▶ _Assignment 1_
According to the article on fertilizer and pesticide use, what is the minimum share of slow-release nitrogen required in turf fertilizer sold in New Jersey?
▶ _Assignment 2_
In the article on fertilizer and pesticide use, rewrite the paragraph beginning "If too much fertilizer is applied" more briefly.
▶ _Assignment 3_
From the article on fertilizer and pesticide use, list every body of water into which the storm drains empty.

▶ _Passage to read_
Use Caution When Applying Fertilizers & Pesticides

The Barnegat Bay (Photo by Jason Allentoff)

OCEAN COUNTY – Spring’s many rainy days have been great for lawns and gardens, but many homeowners will take an extra step in search of that elusive deep green lawn free from weeds and insects.

However, the improper use of fertilizer and pesticides can threaten nearby waterways and the Barnegat Bay, warned Freeholder Director Joseph H. Vicari.

“I caution everyone to please carefully read the instructions before applying any chemicals or fertilizers to lawns and gardens,” Vicari said. “The overuse of fertilizers is one of the leading causes of high nitrogen levels in the bay.”

If too much fertilizer is applied, the excess can wash off in the rain and flow into storm drains that empty into nearby streams, rivers and the bay.

“The State of New Jersey has some of the toughest laws in the nation regarding the levels of nitrogen in store-bought fertilizer,” Vicari said. “Even so, if these products are applied incorrectly they can pose a serious threat to our waters.”

All fertilizer products for turf sold in the state must contain at least 20 percent slow-release nitrogen, and zero phosphorus – unless a soil test demonstrates a need for more.

▶ _Record set_
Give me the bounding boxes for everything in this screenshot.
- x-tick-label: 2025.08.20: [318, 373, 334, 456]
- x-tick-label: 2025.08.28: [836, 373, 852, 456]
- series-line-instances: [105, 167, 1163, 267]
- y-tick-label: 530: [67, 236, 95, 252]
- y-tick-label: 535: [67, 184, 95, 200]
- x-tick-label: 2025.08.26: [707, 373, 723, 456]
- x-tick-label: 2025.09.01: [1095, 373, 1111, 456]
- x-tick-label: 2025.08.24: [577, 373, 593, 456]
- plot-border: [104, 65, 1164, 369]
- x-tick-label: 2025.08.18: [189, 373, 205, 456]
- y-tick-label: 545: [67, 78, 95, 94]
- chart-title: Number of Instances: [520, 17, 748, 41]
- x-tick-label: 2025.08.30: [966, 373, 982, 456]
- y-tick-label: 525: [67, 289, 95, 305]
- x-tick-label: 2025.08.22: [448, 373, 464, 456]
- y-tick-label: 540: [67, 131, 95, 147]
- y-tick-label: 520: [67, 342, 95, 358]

▶ _Problem solution 1_
At least 20 percent.

▶ _Problem solution 2_
Rain can wash excess fertilizer into storm drains that empty into nearby streams, rivers and the bay.

▶ _Problem solution 3_
Nearby streams, rivers, and the bay